§ Given exercise: Without omitting anything, retype the data that follows.

§ Extracted information:
====================

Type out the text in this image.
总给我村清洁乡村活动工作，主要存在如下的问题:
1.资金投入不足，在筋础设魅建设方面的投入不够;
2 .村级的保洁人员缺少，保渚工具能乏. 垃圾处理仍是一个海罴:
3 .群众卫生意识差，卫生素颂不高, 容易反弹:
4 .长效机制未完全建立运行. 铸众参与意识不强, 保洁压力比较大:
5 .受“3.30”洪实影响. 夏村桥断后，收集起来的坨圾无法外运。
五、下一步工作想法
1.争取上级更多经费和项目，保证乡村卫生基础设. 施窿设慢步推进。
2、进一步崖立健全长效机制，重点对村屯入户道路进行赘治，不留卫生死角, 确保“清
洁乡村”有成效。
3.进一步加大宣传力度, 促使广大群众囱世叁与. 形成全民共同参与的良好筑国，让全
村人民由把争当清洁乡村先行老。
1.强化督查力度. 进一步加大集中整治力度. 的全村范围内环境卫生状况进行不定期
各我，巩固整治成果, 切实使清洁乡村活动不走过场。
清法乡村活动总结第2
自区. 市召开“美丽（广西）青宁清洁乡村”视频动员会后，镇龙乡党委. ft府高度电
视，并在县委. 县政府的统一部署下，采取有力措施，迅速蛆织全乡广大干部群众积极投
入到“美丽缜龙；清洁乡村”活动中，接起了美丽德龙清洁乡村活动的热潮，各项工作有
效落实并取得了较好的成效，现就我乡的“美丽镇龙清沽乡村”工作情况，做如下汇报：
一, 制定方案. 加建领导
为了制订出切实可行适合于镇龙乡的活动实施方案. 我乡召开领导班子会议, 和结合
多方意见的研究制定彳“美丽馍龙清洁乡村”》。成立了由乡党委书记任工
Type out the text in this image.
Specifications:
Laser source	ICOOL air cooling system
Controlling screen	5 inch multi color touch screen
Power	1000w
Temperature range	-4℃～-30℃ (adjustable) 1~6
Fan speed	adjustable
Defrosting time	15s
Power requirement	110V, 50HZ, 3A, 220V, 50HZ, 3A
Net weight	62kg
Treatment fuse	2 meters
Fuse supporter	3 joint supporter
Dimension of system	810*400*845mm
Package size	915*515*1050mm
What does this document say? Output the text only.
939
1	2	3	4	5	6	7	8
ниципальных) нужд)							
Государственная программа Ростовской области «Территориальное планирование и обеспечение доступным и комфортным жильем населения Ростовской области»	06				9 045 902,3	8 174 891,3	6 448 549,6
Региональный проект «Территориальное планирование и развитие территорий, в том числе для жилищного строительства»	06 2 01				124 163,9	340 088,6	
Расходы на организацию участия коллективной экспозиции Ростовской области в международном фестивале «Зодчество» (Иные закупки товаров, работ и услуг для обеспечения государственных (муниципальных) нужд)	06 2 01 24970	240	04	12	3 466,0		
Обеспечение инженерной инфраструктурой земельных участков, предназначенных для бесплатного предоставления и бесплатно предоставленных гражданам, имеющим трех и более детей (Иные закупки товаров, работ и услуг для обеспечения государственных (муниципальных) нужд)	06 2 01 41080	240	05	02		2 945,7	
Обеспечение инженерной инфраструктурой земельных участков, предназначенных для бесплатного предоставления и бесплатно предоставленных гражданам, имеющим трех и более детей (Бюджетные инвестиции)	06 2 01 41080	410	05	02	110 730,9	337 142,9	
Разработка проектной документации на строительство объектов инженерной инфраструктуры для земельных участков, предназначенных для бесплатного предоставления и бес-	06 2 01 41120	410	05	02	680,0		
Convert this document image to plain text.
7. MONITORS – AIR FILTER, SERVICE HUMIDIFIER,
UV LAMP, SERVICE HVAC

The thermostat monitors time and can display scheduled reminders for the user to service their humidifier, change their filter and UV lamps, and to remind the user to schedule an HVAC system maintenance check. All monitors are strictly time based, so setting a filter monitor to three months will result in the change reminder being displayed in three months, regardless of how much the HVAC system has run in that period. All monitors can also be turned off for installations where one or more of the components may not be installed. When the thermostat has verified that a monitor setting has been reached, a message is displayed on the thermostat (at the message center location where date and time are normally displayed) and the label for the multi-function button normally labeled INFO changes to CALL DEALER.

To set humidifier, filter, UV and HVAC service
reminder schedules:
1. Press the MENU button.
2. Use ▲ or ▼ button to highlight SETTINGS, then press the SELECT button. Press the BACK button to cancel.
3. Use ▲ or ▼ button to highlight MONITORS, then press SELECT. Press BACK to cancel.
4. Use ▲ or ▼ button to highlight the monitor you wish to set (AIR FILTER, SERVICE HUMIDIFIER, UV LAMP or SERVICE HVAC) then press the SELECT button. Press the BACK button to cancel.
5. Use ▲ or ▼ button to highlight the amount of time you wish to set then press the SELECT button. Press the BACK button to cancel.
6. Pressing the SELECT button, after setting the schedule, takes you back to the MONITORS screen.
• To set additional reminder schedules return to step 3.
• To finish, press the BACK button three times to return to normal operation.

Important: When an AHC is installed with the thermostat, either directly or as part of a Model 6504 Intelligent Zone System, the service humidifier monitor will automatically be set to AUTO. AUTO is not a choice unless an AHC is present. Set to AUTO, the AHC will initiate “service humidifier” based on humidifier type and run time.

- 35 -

====================

§ Output of the exercise:
Type out the text in this image.
总给我村清洁乡村活动工作，主要存在如下的问题:
1.资金投入不足，在筋础设魅建设方面的投入不够;
2 .村级的保洁人员缺少，保渚工具能乏. 垃圾处理仍是一个海罴:
3 .群众卫生意识差，卫生素颂不高, 容易反弹:
4 .长效机制未完全建立运行. 铸众参与意识不强, 保洁压力比较大:
5 .受“3.30”洪实影响. 夏村桥断后，收集起来的坨圾无法外运。
五、下一步工作想法
1.争取上级更多经费和项目，保证乡村卫生基础设. 施窿设慢步推进。
2、进一步崖立健全长效机制，重点对村屯入户道路进行赘治，不留卫生死角, 确保“清
洁乡村”有成效。
3.进一步加大宣传力度, 促使广大群众囱世叁与. 形成全民共同参与的良好筑国，让全
村人民由把争当清洁乡村先行老。
1.强化督查力度. 进一步加大集中整治力度. 的全村范围内环境卫生状况进行不定期
各我，巩固整治成果, 切实使清洁乡村活动不走过场。
清法乡村活动总结第2
自区. 市召开“美丽（广西）青宁清洁乡村”视频动员会后，镇龙乡党委. ft府高度电
视，并在县委. 县政府的统一部署下，采取有力措施，迅速蛆织全乡广大干部群众积极投
入到“美丽缜龙；清洁乡村”活动中，接起了美丽德龙清洁乡村活动的热潮，各项工作有
效落实并取得了较好的成效，现就我乡的“美丽镇龙清沽乡村”工作情况，做如下汇报：
一, 制定方案. 加建领导
为了制订出切实可行适合于镇龙乡的活动实施方案. 我乡召开领导班子会议, 和结合
多方意见的研究制定彳“美丽馍龙清洁乡村”》。成立了由乡党委书记任工
Type out the text in this image.
Specifications:
Laser source	ICOOL air cooling system
Controlling screen	5 inch multi color touch screen
Power	1000w
Temperature range	-4℃～-30℃ (adjustable) 1~6
Fan speed	adjustable
Defrosting time	15s
Power requirement	110V, 50HZ, 3A, 220V, 50HZ, 3A
Net weight	62kg
Treatment fuse	2 meters
Fuse supporter	3 joint supporter
Dimension of system	810*400*845mm
Package size	915*515*1050mm
What does this document say? Output the text only.
939
1	2	3	4	5	6	7	8
ниципальных) нужд)							
Государственная программа Ростовской области «Территориальное планирование и обеспечение доступным и комфортным жильем населения Ростовской области»	06				9 045 902,3	8 174 891,3	6 448 549,6
Региональный проект «Территориальное планирование и развитие территорий, в том числе для жилищного строительства»	06 2 01				124 163,9	340 088,6	
Расходы на организацию участия коллективной экспозиции Ростовской области в международном фестивале «Зодчество» (Иные закупки товаров, работ и услуг для обеспечения государственных (муниципальных) нужд)	06 2 01 24970	240	04	12	3 466,0		
Обеспечение инженерной инфраструктурой земельных участков, предназначенных для бесплатного предоставления и бесплатно предоставленных гражданам, имеющим трех и более детей (Иные закупки товаров, работ и услуг для обеспечения государственных (муниципальных) нужд)	06 2 01 41080	240	05	02		2 945,7	
Обеспечение инженерной инфраструктурой земельных участков, предназначенных для бесплатного предоставления и бесплатно предоставленных гражданам, имеющим трех и более детей (Бюджетные инвестиции)	06 2 01 41080	410	05	02	110 730,9	337 142,9	
Разработка проектной документации на строительство объектов инженерной инфраструктуры для земельных участков, предназначенных для бесплатного предоставления и бес-	06 2 01 41120	410	05	02	680,0		
Convert this document image to plain text.
7. MONITORS – AIR FILTER, SERVICE HUMIDIFIER,
UV LAMP, SERVICE HVAC

The thermostat monitors time and can display scheduled reminders for the user to service their humidifier, change their filter and UV lamps, and to remind the user to schedule an HVAC system maintenance check. All monitors are strictly time based, so setting a filter monitor to three months will result in the change reminder being displayed in three months, regardless of how much the HVAC system has run in that period. All monitors can also be turned off for installations where one or more of the components may not be installed. When the thermostat has verified that a monitor setting has been reached, a message is displayed on the thermostat (at the message center location where date and time are normally displayed) and the label for the multi-function button normally labeled INFO changes to CALL DEALER.

To set humidifier, filter, UV and HVAC service
reminder schedules:
1. Press the MENU button.
2. Use ▲ or ▼ button to highlight SETTINGS, then press the SELECT button. Press the BACK button to cancel.
3. Use ▲ or ▼ button to highlight MONITORS, then press SELECT. Press BACK to cancel.
4. Use ▲ or ▼ button to highlight the monitor you wish to set (AIR FILTER, SERVICE HUMIDIFIER, UV LAMP or SERVICE HVAC) then press the SELECT button. Press the BACK button to cancel.
5. Use ▲ or ▼ button to highlight the amount of time you wish to set then press the SELECT button. Press the BACK button to cancel.
6. Pressing the SELECT button, after setting the schedule, takes you back to the MONITORS screen.
• To set additional reminder schedules return to step 3.
• To finish, press the BACK button three times to return to normal operation.

Important: When an AHC is installed with the thermostat, either directly or as part of a Model 6504 Intelligent Zone System, the service humidifier monitor will automatically be set to AUTO. AUTO is not a choice unless an AHC is present. Set to AUTO, the AHC will initiate “service humidifier” based on humidifier type and run time.

- 35 -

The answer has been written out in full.